>> START

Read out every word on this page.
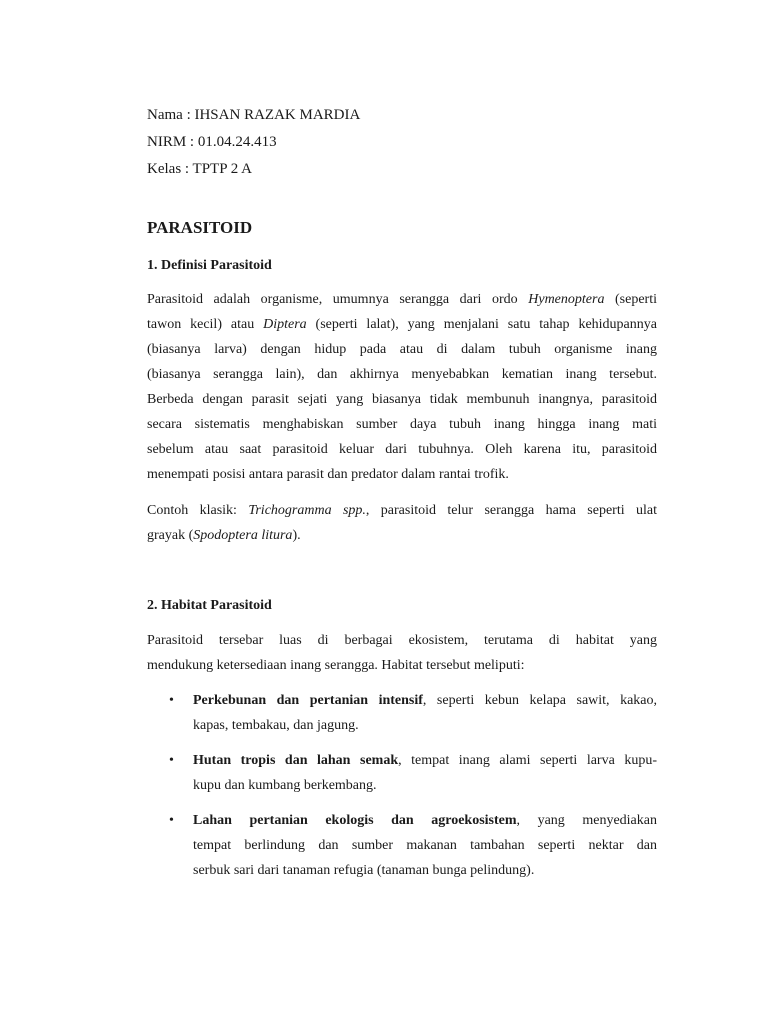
Nama : IHSAN RAZAK MARDIA
NIRM : 01.04.24.413
Kelas : TPTP 2 A
PARASITOID
1. Definisi Parasitoid

Parasitoid adalah organisme, umumnya serangga dari ordo Hymenoptera (seperti
tawon kecil) atau Diptera (seperti lalat), yang menjalani satu tahap kehidupannya
(biasanya larva) dengan hidup pada atau di dalam tubuh organisme inang
(biasanya serangga lain), dan akhirnya menyebabkan kematian inang tersebut.
Berbeda dengan parasit sejati yang biasanya tidak membunuh inangnya, parasitoid
secara sistematis menghabiskan sumber daya tubuh inang hingga inang mati
sebelum atau saat parasitoid keluar dari tubuhnya. Oleh karena itu, parasitoid
menempati posisi antara parasit dan predator dalam rantai trofik.

Contoh klasik: Trichogramma spp., parasitoid telur serangga hama seperti ulat
grayak (Spodoptera litura).

2. Habitat Parasitoid

Parasitoid tersebar luas di berbagai ekosistem, terutama di habitat yang
mendukung ketersediaan inang serangga. Habitat tersebut meliputi:

• Perkebunan dan pertanian intensif, seperti kebun kelapa sawit, kakao,
kapas, tembakau, dan jagung.
• Hutan tropis dan lahan semak, tempat inang alami seperti larva kupu-
kupu dan kumbang berkembang.
• Lahan pertanian ekologis dan agroekosistem, yang menyediakan
tempat berlindung dan sumber makanan tambahan seperti nektar dan
serbuk sari dari tanaman refugia (tanaman bunga pelindung).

>> END

◆ TASK REQUIREMENTS
Output, exactly, all the records above; include no pictures.

◆ COMPLETE ANSWER
Read out every word on this page.
Nama : IHSAN RAZAK MARDIA
NIRM : 01.04.24.413
Kelas : TPTP 2 A
PARASITOID
1. Definisi Parasitoid

Parasitoid adalah organisme, umumnya serangga dari ordo Hymenoptera (seperti
tawon kecil) atau Diptera (seperti lalat), yang menjalani satu tahap kehidupannya
(biasanya larva) dengan hidup pada atau di dalam tubuh organisme inang
(biasanya serangga lain), dan akhirnya menyebabkan kematian inang tersebut.
Berbeda dengan parasit sejati yang biasanya tidak membunuh inangnya, parasitoid
secara sistematis menghabiskan sumber daya tubuh inang hingga inang mati
sebelum atau saat parasitoid keluar dari tubuhnya. Oleh karena itu, parasitoid
menempati posisi antara parasit dan predator dalam rantai trofik.

Contoh klasik: Trichogramma spp., parasitoid telur serangga hama seperti ulat
grayak (Spodoptera litura).

2. Habitat Parasitoid

Parasitoid tersebar luas di berbagai ekosistem, terutama di habitat yang
mendukung ketersediaan inang serangga. Habitat tersebut meliputi:

• Perkebunan dan pertanian intensif, seperti kebun kelapa sawit, kakao,
kapas, tembakau, dan jagung.
• Hutan tropis dan lahan semak, tempat inang alami seperti larva kupu-
kupu dan kumbang berkembang.
• Lahan pertanian ekologis dan agroekosistem, yang menyediakan
tempat berlindung dan sumber makanan tambahan seperti nektar dan
serbuk sari dari tanaman refugia (tanaman bunga pelindung).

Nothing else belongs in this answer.